▶ Exercise requirements
Using the data below, repeat all of it precisely.

(Saved data entries)
-.-.-

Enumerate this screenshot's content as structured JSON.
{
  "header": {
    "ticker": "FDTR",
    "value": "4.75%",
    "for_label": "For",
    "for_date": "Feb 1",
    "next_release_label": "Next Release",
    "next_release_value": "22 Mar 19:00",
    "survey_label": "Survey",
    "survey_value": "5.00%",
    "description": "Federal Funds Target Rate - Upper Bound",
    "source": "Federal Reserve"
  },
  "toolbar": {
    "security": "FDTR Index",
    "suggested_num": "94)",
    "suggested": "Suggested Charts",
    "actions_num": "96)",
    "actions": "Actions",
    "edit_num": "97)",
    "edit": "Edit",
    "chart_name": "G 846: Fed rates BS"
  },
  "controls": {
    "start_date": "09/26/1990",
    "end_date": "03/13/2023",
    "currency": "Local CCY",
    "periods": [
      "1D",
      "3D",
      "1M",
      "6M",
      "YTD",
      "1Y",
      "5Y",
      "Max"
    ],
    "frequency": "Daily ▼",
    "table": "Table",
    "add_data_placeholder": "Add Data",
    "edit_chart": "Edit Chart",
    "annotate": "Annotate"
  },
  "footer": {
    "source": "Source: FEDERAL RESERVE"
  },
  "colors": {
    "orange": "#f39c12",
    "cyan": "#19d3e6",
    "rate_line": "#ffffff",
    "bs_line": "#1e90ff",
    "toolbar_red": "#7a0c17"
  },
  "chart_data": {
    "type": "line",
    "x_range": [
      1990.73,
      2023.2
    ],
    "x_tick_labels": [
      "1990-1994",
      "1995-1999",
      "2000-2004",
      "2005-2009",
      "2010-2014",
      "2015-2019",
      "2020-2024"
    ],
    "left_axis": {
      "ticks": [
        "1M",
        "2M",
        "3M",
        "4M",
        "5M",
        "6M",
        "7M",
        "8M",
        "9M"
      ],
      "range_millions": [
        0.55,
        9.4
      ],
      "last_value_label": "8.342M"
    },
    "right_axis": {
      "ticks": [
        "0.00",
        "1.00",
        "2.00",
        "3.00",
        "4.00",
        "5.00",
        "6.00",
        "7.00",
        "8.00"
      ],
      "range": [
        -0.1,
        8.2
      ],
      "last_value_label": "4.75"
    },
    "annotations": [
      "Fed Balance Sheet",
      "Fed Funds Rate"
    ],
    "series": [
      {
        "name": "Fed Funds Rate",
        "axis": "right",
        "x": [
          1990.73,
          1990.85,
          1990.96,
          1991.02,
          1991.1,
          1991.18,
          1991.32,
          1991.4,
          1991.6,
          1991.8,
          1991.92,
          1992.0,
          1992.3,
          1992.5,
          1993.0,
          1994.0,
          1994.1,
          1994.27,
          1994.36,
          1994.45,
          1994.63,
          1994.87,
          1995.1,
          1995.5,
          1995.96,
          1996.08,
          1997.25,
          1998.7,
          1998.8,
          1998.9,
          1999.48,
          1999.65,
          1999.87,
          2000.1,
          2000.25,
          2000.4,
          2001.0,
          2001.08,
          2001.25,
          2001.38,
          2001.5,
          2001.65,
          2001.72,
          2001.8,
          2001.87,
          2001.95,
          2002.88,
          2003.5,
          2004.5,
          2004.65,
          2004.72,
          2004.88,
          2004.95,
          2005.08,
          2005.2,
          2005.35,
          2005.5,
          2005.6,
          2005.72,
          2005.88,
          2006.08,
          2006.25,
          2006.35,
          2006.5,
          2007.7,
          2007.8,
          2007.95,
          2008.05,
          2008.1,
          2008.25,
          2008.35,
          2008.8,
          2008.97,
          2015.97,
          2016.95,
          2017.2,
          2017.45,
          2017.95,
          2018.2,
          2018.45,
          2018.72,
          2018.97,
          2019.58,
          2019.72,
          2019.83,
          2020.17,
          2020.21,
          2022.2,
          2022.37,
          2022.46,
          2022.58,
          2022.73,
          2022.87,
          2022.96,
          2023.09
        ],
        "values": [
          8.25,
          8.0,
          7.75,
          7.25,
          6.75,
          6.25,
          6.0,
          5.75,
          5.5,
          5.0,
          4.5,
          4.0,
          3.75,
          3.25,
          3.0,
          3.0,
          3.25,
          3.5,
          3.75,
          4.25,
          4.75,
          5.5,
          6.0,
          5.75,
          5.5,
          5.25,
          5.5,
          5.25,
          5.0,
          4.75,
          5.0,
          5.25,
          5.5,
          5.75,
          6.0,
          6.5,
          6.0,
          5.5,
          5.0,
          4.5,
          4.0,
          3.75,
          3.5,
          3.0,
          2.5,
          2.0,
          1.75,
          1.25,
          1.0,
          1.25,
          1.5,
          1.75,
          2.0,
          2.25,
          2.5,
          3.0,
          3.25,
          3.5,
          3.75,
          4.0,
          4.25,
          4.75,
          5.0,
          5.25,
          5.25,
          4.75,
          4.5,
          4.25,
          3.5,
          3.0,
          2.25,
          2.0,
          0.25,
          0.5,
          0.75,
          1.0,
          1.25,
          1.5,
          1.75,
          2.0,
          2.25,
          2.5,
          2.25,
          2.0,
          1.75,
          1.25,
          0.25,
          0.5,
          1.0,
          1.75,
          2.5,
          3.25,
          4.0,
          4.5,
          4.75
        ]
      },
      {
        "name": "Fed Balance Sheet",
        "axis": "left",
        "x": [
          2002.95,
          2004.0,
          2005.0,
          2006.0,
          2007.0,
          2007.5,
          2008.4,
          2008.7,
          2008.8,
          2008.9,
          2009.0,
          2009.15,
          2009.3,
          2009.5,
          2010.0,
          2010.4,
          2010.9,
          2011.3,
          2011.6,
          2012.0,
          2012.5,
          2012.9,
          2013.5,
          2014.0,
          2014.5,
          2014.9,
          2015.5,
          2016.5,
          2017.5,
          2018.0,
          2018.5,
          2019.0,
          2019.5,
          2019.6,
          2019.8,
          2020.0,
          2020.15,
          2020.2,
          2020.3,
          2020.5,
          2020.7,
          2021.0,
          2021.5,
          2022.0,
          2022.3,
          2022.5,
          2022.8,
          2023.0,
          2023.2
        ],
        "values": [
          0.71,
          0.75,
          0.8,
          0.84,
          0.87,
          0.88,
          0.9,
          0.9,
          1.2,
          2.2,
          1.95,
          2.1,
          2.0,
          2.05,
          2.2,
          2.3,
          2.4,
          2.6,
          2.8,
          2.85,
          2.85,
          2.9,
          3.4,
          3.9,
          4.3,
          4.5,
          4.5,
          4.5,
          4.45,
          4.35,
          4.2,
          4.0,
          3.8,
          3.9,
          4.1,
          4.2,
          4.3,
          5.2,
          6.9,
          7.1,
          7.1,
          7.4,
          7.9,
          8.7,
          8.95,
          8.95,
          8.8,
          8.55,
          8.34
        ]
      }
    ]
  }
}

-.-.-

▶ Full response
Enumerate this screenshot's content as structured JSON.
{
  "header": {
    "ticker": "FDTR",
    "value": "4.75%",
    "for_label": "For",
    "for_date": "Feb 1",
    "next_release_label": "Next Release",
    "next_release_value": "22 Mar 19:00",
    "survey_label": "Survey",
    "survey_value": "5.00%",
    "description": "Federal Funds Target Rate - Upper Bound",
    "source": "Federal Reserve"
  },
  "toolbar": {
    "security": "FDTR Index",
    "suggested_num": "94)",
    "suggested": "Suggested Charts",
    "actions_num": "96)",
    "actions": "Actions",
    "edit_num": "97)",
    "edit": "Edit",
    "chart_name": "G 846: Fed rates BS"
  },
  "controls": {
    "start_date": "09/26/1990",
    "end_date": "03/13/2023",
    "currency": "Local CCY",
    "periods": [
      "1D",
      "3D",
      "1M",
      "6M",
      "YTD",
      "1Y",
      "5Y",
      "Max"
    ],
    "frequency": "Daily ▼",
    "table": "Table",
    "add_data_placeholder": "Add Data",
    "edit_chart": "Edit Chart",
    "annotate": "Annotate"
  },
  "footer": {
    "source": "Source: FEDERAL RESERVE"
  },
  "colors": {
    "orange": "#f39c12",
    "cyan": "#19d3e6",
    "rate_line": "#ffffff",
    "bs_line": "#1e90ff",
    "toolbar_red": "#7a0c17"
  },
  "chart_data": {
    "type": "line",
    "x_range": [
      1990.73,
      2023.2
    ],
    "x_tick_labels": [
      "1990-1994",
      "1995-1999",
      "2000-2004",
      "2005-2009",
      "2010-2014",
      "2015-2019",
      "2020-2024"
    ],
    "left_axis": {
      "ticks": [
        "1M",
        "2M",
        "3M",
        "4M",
        "5M",
        "6M",
        "7M",
        "8M",
        "9M"
      ],
      "range_millions": [
        0.55,
        9.4
      ],
      "last_value_label": "8.342M"
    },
    "right_axis": {
      "ticks": [
        "0.00",
        "1.00",
        "2.00",
        "3.00",
        "4.00",
        "5.00",
        "6.00",
        "7.00",
        "8.00"
      ],
      "range": [
        -0.1,
        8.2
      ],
      "last_value_label": "4.75"
    },
    "annotations": [
      "Fed Balance Sheet",
      "Fed Funds Rate"
    ],
    "series": [
      {
        "name": "Fed Funds Rate",
        "axis": "right",
        "x": [
          1990.73,
          1990.85,
          1990.96,
          1991.02,
          1991.1,
          1991.18,
          1991.32,
          1991.4,
          1991.6,
          1991.8,
          1991.92,
          1992.0,
          1992.3,
          1992.5,
          1993.0,
          1994.0,
          1994.1,
          1994.27,
          1994.36,
          1994.45,
          1994.63,
          1994.87,
          1995.1,
          1995.5,
          1995.96,
          1996.08,
          1997.25,
          1998.7,
          1998.8,
          1998.9,
          1999.48,
          1999.65,
          1999.87,
          2000.1,
          2000.25,
          2000.4,
          2001.0,
          2001.08,
          2001.25,
          2001.38,
          2001.5,
          2001.65,
          2001.72,
          2001.8,
          2001.87,
          2001.95,
          2002.88,
          2003.5,
          2004.5,
          2004.65,
          2004.72,
          2004.88,
          2004.95,
          2005.08,
          2005.2,
          2005.35,
          2005.5,
          2005.6,
          2005.72,
          2005.88,
          2006.08,
          2006.25,
          2006.35,
          2006.5,
          2007.7,
          2007.8,
          2007.95,
          2008.05,
          2008.1,
          2008.25,
          2008.35,
          2008.8,
          2008.97,
          2015.97,
          2016.95,
          2017.2,
          2017.45,
          2017.95,
          2018.2,
          2018.45,
          2018.72,
          2018.97,
          2019.58,
          2019.72,
          2019.83,
          2020.17,
          2020.21,
          2022.2,
          2022.37,
          2022.46,
          2022.58,
          2022.73,
          2022.87,
          2022.96,
          2023.09
        ],
        "values": [
          8.25,
          8.0,
          7.75,
          7.25,
          6.75,
          6.25,
          6.0,
          5.75,
          5.5,
          5.0,
          4.5,
          4.0,
          3.75,
          3.25,
          3.0,
          3.0,
          3.25,
          3.5,
          3.75,
          4.25,
          4.75,
          5.5,
          6.0,
          5.75,
          5.5,
          5.25,
          5.5,
          5.25,
          5.0,
          4.75,
          5.0,
          5.25,
          5.5,
          5.75,
          6.0,
          6.5,
          6.0,
          5.5,
          5.0,
          4.5,
          4.0,
          3.75,
          3.5,
          3.0,
          2.5,
          2.0,
          1.75,
          1.25,
          1.0,
          1.25,
          1.5,
          1.75,
          2.0,
          2.25,
          2.5,
          3.0,
          3.25,
          3.5,
          3.75,
          4.0,
          4.25,
          4.75,
          5.0,
          5.25,
          5.25,
          4.75,
          4.5,
          4.25,
          3.5,
          3.0,
          2.25,
          2.0,
          0.25,
          0.5,
          0.75,
          1.0,
          1.25,
          1.5,
          1.75,
          2.0,
          2.25,
          2.5,
          2.25,
          2.0,
          1.75,
          1.25,
          0.25,
          0.5,
          1.0,
          1.75,
          2.5,
          3.25,
          4.0,
          4.5,
          4.75
        ]
      },
      {
        "name": "Fed Balance Sheet",
        "axis": "left",
        "x": [
          2002.95,
          2004.0,
          2005.0,
          2006.0,
          2007.0,
          2007.5,
          2008.4,
          2008.7,
          2008.8,
          2008.9,
          2009.0,
          2009.15,
          2009.3,
          2009.5,
          2010.0,
          2010.4,
          2010.9,
          2011.3,
          2011.6,
          2012.0,
          2012.5,
          2012.9,
          2013.5,
          2014.0,
          2014.5,
          2014.9,
          2015.5,
          2016.5,
          2017.5,
          2018.0,
          2018.5,
          2019.0,
          2019.5,
          2019.6,
          2019.8,
          2020.0,
          2020.15,
          2020.2,
          2020.3,
          2020.5,
          2020.7,
          2021.0,
          2021.5,
          2022.0,
          2022.3,
          2022.5,
          2022.8,
          2023.0,
          2023.2
        ],
        "values": [
          0.71,
          0.75,
          0.8,
          0.84,
          0.87,
          0.88,
          0.9,
          0.9,
          1.2,
          2.2,
          1.95,
          2.1,
          2.0,
          2.05,
          2.2,
          2.3,
          2.4,
          2.6,
          2.8,
          2.85,
          2.85,
          2.9,
          3.4,
          3.9,
          4.3,
          4.5,
          4.5,
          4.5,
          4.45,
          4.35,
          4.2,
          4.0,
          3.8,
          3.9,
          4.1,
          4.2,
          4.3,
          5.2,
          6.9,
          7.1,
          7.1,
          7.4,
          7.9,
          8.7,
          8.95,
          8.95,
          8.8,
          8.55,
          8.34
        ]
      }
    ]
  }
}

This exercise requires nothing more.